**Challenge**
Transcribe all of the material below word for word and leave out its pictures.

(Collected data entries)
====

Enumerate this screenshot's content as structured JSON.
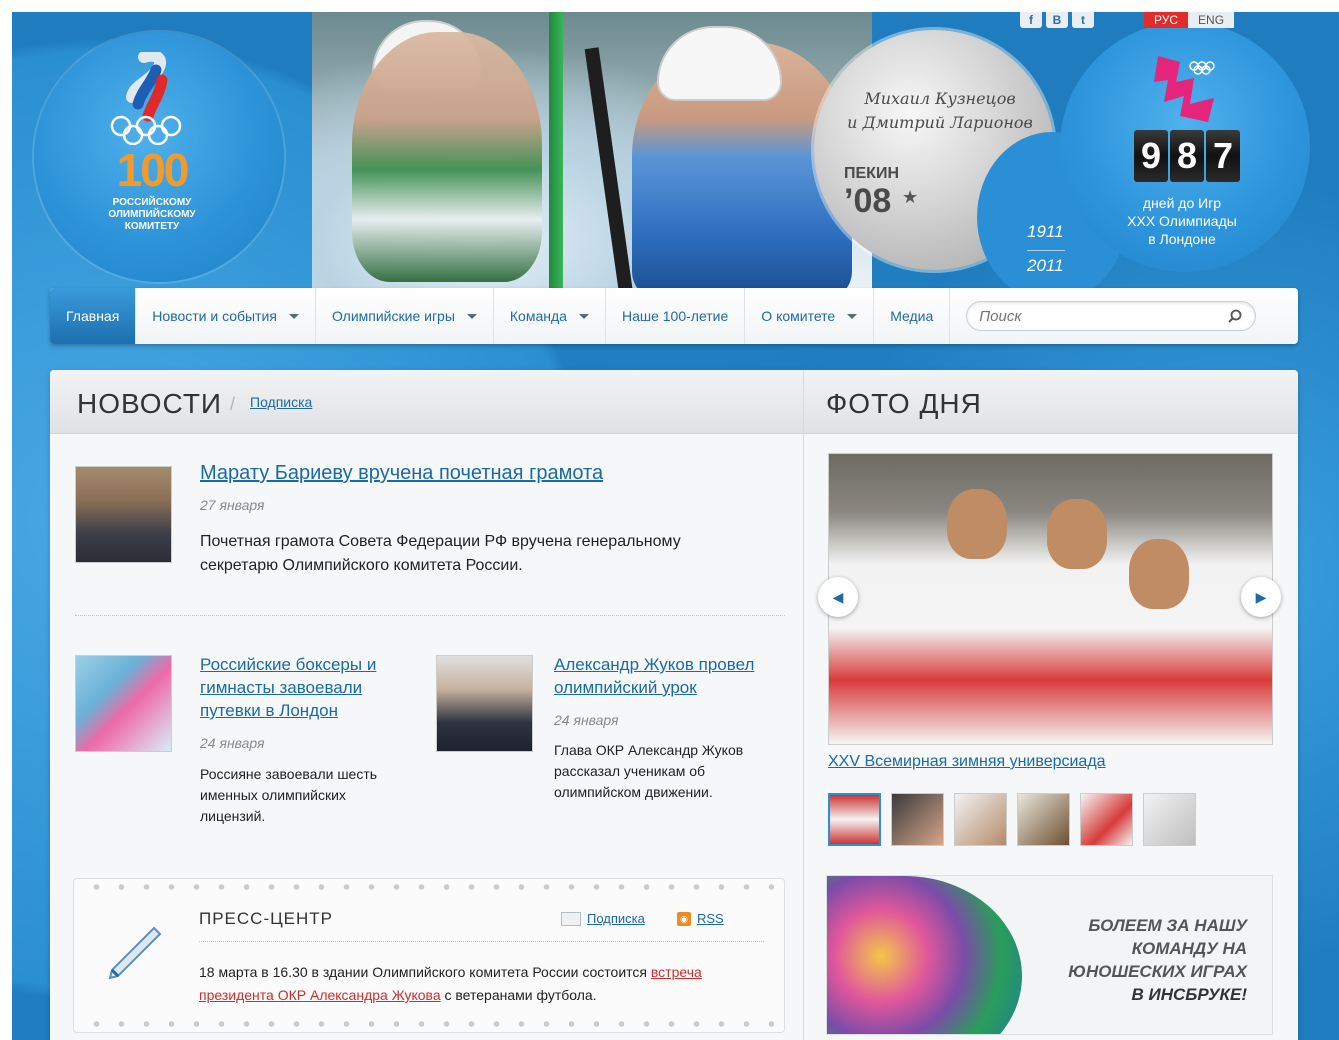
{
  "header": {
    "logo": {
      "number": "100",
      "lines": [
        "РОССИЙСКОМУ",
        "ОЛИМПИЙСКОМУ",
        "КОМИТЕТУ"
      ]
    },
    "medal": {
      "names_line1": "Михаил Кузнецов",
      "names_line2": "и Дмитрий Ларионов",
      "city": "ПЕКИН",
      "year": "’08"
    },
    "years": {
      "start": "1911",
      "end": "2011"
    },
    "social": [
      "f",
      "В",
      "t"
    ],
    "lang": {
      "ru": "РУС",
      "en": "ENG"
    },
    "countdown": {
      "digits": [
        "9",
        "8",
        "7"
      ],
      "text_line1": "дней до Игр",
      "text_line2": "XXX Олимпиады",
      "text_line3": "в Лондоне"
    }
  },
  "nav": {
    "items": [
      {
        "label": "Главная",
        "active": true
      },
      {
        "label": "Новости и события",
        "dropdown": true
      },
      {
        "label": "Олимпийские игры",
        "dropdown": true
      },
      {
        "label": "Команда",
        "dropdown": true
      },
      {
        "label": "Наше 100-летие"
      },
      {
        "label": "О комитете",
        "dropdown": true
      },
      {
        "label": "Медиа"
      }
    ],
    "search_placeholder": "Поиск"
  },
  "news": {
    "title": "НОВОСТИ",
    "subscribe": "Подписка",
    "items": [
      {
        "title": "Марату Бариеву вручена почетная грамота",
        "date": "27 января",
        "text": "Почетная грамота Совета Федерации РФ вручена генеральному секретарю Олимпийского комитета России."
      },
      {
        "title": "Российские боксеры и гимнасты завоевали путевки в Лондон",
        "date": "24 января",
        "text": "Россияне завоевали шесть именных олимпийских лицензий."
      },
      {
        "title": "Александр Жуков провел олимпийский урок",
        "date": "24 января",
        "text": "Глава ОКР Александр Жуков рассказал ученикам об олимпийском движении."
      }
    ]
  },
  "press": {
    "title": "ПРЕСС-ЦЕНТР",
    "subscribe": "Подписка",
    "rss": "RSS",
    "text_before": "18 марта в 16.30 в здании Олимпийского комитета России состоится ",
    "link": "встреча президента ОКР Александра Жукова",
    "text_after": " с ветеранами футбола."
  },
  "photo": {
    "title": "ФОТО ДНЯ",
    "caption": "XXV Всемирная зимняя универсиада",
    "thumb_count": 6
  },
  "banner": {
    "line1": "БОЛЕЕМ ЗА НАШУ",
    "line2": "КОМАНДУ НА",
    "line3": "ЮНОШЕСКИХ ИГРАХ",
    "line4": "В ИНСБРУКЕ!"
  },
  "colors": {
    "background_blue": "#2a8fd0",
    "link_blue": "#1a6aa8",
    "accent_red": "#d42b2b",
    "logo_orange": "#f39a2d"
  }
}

====

**Exercise result**
Enumerate this screenshot's content as structured JSON.
{
  "header": {
    "logo": {
      "number": "100",
      "lines": [
        "РОССИЙСКОМУ",
        "ОЛИМПИЙСКОМУ",
        "КОМИТЕТУ"
      ]
    },
    "medal": {
      "names_line1": "Михаил Кузнецов",
      "names_line2": "и Дмитрий Ларионов",
      "city": "ПЕКИН",
      "year": "’08"
    },
    "years": {
      "start": "1911",
      "end": "2011"
    },
    "social": [
      "f",
      "В",
      "t"
    ],
    "lang": {
      "ru": "РУС",
      "en": "ENG"
    },
    "countdown": {
      "digits": [
        "9",
        "8",
        "7"
      ],
      "text_line1": "дней до Игр",
      "text_line2": "XXX Олимпиады",
      "text_line3": "в Лондоне"
    }
  },
  "nav": {
    "items": [
      {
        "label": "Главная",
        "active": true
      },
      {
        "label": "Новости и события",
        "dropdown": true
      },
      {
        "label": "Олимпийские игры",
        "dropdown": true
      },
      {
        "label": "Команда",
        "dropdown": true
      },
      {
        "label": "Наше 100-летие"
      },
      {
        "label": "О комитете",
        "dropdown": true
      },
      {
        "label": "Медиа"
      }
    ],
    "search_placeholder": "Поиск"
  },
  "news": {
    "title": "НОВОСТИ",
    "subscribe": "Подписка",
    "items": [
      {
        "title": "Марату Бариеву вручена почетная грамота",
        "date": "27 января",
        "text": "Почетная грамота Совета Федерации РФ вручена генеральному секретарю Олимпийского комитета России."
      },
      {
        "title": "Российские боксеры и гимнасты завоевали путевки в Лондон",
        "date": "24 января",
        "text": "Россияне завоевали шесть именных олимпийских лицензий."
      },
      {
        "title": "Александр Жуков провел олимпийский урок",
        "date": "24 января",
        "text": "Глава ОКР Александр Жуков рассказал ученикам об олимпийском движении."
      }
    ]
  },
  "press": {
    "title": "ПРЕСС-ЦЕНТР",
    "subscribe": "Подписка",
    "rss": "RSS",
    "text_before": "18 марта в 16.30 в здании Олимпийского комитета России состоится ",
    "link": "встреча президента ОКР Александра Жукова",
    "text_after": " с ветеранами футбола."
  },
  "photo": {
    "title": "ФОТО ДНЯ",
    "caption": "XXV Всемирная зимняя универсиада",
    "thumb_count": 6
  },
  "banner": {
    "line1": "БОЛЕЕМ ЗА НАШУ",
    "line2": "КОМАНДУ НА",
    "line3": "ЮНОШЕСКИХ ИГРАХ",
    "line4": "В ИНСБРУКЕ!"
  },
  "colors": {
    "background_blue": "#2a8fd0",
    "link_blue": "#1a6aa8",
    "accent_red": "#d42b2b",
    "logo_orange": "#f39a2d"
  }
}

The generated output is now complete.